Work to complete: Say the number of lines containing the string "Enable", and say nothing else.

Data in this exercise:
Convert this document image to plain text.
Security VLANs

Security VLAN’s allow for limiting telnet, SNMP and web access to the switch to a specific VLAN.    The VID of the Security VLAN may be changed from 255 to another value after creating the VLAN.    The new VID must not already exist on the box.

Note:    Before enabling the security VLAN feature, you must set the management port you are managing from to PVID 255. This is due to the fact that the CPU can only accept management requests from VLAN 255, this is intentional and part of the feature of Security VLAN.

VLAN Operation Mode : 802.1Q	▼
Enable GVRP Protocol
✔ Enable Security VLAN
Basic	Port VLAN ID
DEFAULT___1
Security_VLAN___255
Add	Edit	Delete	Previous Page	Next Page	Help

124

Solved exercise: 2